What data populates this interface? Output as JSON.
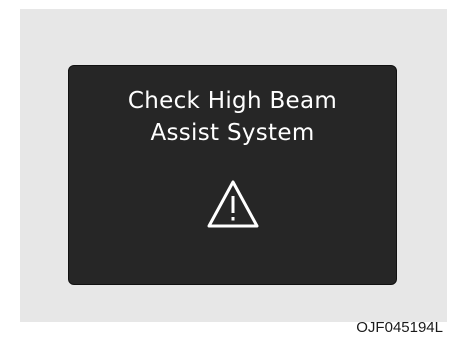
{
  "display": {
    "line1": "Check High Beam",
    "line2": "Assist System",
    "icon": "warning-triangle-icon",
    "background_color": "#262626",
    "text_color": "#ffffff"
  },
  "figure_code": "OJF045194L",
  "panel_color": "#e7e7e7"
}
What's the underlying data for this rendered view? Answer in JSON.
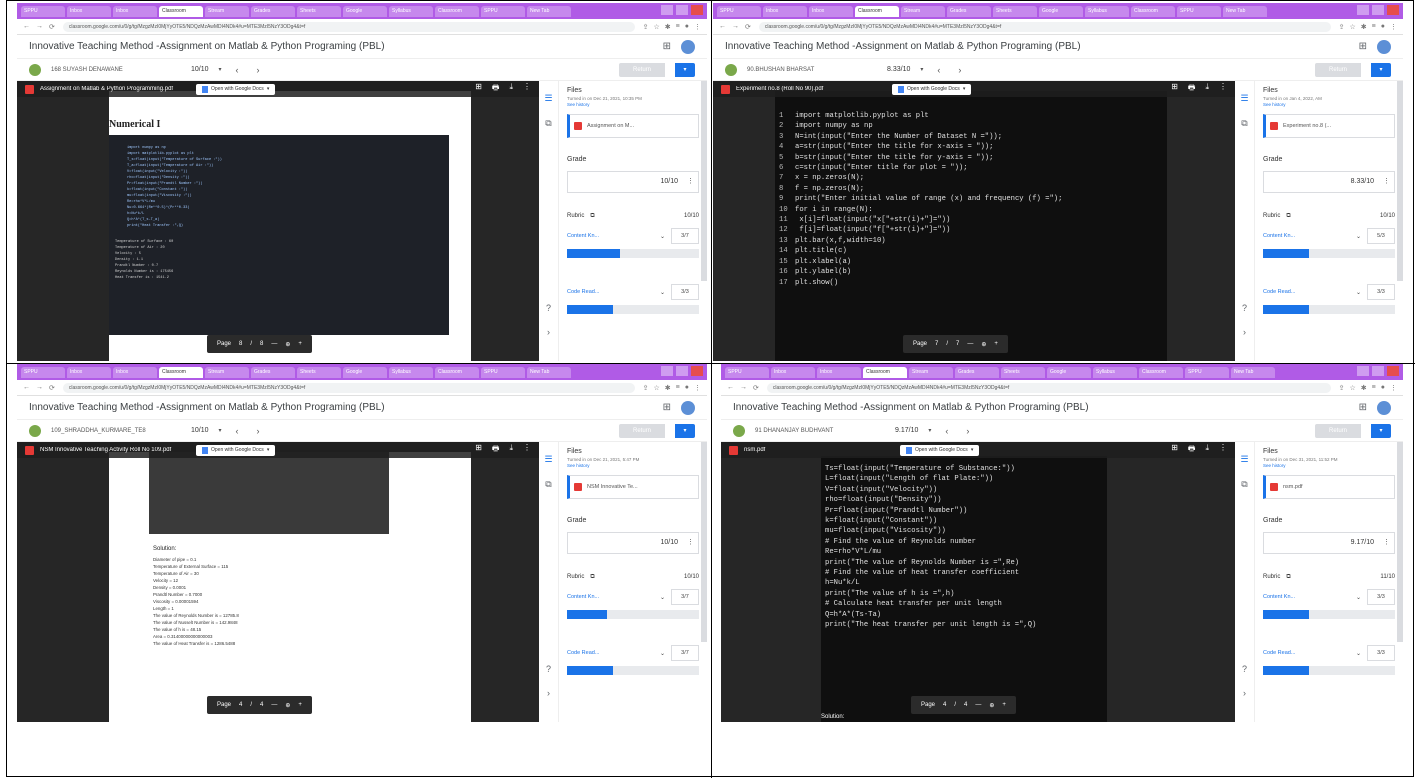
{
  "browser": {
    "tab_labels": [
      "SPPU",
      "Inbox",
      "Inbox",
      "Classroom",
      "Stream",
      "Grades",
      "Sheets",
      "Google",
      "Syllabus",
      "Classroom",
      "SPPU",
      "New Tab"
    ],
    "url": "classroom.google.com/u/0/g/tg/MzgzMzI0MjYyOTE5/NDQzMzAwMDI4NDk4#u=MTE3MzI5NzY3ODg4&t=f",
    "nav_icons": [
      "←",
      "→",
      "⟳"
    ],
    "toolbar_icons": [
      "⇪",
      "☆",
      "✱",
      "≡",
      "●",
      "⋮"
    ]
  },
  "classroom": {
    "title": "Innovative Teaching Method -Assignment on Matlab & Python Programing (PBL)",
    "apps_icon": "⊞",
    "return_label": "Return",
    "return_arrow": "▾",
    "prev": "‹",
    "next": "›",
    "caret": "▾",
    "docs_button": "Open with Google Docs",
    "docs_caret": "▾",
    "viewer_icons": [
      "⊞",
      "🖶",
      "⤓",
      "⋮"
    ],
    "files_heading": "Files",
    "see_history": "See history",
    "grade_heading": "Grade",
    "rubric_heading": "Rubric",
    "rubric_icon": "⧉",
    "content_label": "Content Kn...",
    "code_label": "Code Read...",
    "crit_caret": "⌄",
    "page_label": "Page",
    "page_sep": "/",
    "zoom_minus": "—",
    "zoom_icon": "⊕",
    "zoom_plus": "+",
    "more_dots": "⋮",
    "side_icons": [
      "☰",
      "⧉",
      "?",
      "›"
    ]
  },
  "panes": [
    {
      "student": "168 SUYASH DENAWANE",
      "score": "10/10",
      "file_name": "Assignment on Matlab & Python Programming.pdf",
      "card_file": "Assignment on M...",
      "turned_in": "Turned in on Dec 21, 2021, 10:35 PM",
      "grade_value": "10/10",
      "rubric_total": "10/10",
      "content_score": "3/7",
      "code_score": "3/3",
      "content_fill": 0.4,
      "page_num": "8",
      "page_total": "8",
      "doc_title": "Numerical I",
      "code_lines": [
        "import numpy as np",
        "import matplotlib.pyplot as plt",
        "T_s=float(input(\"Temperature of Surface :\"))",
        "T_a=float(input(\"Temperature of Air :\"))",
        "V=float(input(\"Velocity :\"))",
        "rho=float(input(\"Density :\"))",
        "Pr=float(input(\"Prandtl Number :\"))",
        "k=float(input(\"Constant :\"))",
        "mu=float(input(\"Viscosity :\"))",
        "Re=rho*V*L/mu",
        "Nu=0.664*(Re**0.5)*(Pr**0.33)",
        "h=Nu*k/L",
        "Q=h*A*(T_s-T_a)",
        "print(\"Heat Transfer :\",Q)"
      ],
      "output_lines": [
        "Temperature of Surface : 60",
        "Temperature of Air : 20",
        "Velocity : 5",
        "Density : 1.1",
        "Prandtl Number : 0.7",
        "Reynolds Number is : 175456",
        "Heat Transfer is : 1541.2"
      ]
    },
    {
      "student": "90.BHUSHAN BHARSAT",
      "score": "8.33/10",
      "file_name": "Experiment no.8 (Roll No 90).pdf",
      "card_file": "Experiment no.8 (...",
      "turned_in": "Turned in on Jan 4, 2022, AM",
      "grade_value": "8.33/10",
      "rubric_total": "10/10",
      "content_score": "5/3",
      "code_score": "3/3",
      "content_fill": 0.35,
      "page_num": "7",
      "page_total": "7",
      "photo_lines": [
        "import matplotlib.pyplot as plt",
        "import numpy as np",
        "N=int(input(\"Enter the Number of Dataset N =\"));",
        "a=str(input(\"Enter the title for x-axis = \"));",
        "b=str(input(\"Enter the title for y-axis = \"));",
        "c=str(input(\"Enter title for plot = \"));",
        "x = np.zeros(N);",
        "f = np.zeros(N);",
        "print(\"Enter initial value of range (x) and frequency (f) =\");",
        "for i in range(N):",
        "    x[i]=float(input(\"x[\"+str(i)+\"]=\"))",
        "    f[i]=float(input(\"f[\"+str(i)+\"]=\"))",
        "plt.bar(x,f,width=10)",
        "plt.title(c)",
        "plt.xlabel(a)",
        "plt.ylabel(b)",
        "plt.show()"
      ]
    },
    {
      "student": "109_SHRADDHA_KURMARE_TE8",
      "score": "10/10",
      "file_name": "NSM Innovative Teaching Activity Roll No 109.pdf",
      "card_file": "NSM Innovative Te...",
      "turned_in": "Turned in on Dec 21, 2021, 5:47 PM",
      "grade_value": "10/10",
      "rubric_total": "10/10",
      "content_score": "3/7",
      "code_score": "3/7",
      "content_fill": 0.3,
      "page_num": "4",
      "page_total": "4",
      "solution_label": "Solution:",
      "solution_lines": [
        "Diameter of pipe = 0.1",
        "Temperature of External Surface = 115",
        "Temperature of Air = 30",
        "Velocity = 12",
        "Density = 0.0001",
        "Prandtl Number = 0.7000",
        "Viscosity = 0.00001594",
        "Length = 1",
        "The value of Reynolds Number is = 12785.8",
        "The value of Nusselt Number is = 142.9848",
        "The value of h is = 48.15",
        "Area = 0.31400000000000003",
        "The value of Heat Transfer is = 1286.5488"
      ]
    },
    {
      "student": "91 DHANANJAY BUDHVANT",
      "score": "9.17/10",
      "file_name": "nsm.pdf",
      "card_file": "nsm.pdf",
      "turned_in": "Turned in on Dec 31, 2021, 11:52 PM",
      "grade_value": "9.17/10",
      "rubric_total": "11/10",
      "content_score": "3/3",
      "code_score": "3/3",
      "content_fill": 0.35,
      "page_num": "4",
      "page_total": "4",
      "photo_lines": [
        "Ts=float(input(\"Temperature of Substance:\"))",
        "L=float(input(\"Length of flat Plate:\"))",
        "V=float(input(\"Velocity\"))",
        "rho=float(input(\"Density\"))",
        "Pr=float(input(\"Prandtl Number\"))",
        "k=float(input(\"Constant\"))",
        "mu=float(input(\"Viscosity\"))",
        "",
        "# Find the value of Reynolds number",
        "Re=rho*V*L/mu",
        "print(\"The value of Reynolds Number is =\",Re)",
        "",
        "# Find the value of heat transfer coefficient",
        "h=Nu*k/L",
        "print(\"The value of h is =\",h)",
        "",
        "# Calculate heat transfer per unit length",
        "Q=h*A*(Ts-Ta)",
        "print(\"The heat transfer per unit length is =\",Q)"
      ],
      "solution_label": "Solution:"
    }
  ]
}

WHAT YOU ARE ASKED TO DO
Work out how many lines above have the string "Constant" in them, and give only the number.

RESPONSE TO THIS TASK
2